[start Excerpted records]

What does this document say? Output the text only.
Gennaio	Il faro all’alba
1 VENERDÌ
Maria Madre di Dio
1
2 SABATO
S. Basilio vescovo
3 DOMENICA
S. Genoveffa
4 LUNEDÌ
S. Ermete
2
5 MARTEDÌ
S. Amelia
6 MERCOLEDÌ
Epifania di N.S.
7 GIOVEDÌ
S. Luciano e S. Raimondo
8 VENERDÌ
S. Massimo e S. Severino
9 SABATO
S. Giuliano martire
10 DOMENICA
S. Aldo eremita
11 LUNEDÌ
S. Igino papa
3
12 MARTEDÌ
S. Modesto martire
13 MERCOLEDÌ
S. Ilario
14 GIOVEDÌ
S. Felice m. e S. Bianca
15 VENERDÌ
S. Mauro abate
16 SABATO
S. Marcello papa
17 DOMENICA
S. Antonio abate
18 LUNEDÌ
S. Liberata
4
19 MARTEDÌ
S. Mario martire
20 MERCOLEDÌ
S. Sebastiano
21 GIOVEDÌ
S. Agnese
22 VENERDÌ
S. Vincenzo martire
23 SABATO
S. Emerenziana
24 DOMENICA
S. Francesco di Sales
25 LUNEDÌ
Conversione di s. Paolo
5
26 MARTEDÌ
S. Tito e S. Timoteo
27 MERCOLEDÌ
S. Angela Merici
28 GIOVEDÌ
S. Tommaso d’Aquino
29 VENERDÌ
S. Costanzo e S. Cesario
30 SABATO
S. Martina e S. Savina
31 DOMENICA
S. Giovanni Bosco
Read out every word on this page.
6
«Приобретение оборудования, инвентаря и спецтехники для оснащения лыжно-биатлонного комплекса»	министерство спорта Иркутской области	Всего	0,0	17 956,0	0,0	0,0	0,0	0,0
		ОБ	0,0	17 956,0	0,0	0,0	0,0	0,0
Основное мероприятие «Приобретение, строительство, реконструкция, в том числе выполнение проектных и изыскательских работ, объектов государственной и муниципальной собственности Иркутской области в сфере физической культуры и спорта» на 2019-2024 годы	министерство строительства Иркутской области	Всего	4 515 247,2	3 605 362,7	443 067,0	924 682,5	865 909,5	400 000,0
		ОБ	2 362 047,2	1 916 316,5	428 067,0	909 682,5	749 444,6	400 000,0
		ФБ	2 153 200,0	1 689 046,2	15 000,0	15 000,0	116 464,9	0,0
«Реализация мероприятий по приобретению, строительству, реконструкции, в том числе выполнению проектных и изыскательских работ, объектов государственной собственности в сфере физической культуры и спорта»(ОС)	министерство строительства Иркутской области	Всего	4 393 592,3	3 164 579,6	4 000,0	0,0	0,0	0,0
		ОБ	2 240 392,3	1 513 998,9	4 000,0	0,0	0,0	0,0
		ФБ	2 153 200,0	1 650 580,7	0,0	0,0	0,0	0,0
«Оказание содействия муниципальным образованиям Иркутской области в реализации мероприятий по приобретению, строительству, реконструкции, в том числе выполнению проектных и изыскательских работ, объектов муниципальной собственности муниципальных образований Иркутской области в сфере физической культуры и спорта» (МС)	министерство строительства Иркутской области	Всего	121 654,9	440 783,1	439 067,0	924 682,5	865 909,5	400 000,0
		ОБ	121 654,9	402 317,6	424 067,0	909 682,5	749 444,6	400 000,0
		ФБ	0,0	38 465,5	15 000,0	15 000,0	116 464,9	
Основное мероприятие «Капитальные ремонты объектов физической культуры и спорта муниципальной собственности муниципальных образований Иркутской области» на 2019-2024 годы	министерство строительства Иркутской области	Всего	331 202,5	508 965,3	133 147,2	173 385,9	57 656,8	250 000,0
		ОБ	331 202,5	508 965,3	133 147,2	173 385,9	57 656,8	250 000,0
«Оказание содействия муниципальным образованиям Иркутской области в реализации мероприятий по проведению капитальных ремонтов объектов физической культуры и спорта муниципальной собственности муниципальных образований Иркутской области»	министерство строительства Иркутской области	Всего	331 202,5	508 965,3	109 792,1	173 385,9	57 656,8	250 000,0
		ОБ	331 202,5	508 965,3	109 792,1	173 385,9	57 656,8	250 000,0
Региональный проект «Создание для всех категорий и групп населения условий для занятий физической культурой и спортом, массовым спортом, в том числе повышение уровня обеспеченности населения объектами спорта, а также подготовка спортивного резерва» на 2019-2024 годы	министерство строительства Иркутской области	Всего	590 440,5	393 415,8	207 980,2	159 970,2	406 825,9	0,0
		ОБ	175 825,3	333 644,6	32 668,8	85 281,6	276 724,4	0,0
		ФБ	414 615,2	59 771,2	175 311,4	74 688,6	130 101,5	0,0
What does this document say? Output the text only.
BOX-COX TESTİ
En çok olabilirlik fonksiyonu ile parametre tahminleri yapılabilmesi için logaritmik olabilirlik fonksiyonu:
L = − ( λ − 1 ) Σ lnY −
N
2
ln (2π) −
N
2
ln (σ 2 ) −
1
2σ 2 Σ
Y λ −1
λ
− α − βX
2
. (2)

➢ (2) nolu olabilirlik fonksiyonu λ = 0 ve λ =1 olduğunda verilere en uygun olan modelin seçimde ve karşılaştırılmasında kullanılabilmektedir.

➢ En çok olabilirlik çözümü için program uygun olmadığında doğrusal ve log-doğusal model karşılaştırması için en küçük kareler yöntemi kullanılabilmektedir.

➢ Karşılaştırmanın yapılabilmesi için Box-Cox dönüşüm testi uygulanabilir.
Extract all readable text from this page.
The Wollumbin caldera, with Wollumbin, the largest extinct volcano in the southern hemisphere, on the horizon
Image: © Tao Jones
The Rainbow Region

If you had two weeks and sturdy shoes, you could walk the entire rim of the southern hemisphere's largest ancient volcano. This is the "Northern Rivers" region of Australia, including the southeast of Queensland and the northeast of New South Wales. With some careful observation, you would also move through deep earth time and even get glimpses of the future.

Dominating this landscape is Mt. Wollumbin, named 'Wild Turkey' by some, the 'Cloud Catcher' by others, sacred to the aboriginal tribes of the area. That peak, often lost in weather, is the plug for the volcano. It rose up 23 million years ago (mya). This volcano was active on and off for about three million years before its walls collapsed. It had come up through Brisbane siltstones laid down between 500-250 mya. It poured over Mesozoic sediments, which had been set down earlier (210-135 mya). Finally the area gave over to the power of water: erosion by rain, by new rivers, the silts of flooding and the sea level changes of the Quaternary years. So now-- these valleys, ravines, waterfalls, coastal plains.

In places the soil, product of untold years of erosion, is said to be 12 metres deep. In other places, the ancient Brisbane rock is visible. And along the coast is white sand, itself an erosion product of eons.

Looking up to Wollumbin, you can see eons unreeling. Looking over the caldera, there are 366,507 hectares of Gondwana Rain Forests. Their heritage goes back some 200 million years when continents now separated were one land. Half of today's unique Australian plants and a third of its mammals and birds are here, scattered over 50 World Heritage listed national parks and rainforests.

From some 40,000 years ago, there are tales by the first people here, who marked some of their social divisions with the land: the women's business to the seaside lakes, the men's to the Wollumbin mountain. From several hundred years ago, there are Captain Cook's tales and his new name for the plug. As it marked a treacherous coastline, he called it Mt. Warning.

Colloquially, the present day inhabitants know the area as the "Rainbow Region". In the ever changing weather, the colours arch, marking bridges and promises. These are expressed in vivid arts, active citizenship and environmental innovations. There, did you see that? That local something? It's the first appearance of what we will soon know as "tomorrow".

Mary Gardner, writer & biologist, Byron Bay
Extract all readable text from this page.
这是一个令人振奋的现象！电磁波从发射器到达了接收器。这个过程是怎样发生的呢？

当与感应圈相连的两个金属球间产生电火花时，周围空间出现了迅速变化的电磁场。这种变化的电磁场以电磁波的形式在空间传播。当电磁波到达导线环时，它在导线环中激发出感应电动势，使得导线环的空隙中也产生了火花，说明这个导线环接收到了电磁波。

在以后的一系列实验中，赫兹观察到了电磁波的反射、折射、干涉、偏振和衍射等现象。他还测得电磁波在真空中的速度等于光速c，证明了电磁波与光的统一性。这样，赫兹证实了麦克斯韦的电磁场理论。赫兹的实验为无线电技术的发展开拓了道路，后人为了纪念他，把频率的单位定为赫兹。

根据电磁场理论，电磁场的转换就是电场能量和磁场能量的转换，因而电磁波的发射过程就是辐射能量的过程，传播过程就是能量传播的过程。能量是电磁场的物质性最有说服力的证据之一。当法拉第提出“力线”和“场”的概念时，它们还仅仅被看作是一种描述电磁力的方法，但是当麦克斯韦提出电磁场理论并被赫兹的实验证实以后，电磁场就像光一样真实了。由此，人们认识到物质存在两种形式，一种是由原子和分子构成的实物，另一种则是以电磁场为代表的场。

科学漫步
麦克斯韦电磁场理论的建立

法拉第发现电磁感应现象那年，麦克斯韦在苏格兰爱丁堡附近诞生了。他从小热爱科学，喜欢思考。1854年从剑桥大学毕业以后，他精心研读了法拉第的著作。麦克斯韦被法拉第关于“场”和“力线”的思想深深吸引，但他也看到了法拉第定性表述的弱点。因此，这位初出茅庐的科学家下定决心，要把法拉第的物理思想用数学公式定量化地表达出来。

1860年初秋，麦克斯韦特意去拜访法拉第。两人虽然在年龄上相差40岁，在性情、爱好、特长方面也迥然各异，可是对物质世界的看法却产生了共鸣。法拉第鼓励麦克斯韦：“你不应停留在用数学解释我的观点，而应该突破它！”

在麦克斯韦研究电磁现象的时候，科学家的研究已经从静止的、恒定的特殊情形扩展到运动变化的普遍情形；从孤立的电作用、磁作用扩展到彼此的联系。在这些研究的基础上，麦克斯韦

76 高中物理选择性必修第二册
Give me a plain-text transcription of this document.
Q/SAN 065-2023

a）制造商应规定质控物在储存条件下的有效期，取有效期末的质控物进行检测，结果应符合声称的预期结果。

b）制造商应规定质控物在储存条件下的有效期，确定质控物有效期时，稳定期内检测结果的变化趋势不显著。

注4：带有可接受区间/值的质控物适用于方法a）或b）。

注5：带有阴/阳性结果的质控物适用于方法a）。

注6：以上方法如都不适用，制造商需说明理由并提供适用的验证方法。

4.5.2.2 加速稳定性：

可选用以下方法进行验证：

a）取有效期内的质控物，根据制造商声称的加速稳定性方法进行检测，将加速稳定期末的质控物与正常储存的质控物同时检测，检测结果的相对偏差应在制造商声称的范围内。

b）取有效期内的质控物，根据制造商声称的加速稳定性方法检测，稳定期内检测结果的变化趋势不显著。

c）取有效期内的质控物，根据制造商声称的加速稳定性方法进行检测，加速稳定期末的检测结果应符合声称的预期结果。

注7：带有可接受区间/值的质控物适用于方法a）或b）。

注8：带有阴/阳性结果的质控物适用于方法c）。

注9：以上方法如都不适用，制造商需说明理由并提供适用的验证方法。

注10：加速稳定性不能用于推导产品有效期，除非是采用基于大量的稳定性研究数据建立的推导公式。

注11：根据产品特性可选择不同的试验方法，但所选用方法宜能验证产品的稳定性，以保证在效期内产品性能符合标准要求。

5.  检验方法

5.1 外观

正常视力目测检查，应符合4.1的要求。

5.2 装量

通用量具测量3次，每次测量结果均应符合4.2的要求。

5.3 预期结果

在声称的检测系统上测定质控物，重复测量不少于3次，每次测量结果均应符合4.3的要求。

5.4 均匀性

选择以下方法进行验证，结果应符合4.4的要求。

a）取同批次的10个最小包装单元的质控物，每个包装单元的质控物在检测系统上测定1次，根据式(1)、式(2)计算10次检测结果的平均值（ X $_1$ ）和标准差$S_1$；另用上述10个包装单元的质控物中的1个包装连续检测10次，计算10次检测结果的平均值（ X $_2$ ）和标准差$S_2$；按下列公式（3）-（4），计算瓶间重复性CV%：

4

[end Excerpted records]

- **Stated problem**
Pull out all lines of the data with the string "martire".

- **Written answer**
S. Giuliano martire
S. Modesto martire
S. Mario martire
S. Vincenzo martire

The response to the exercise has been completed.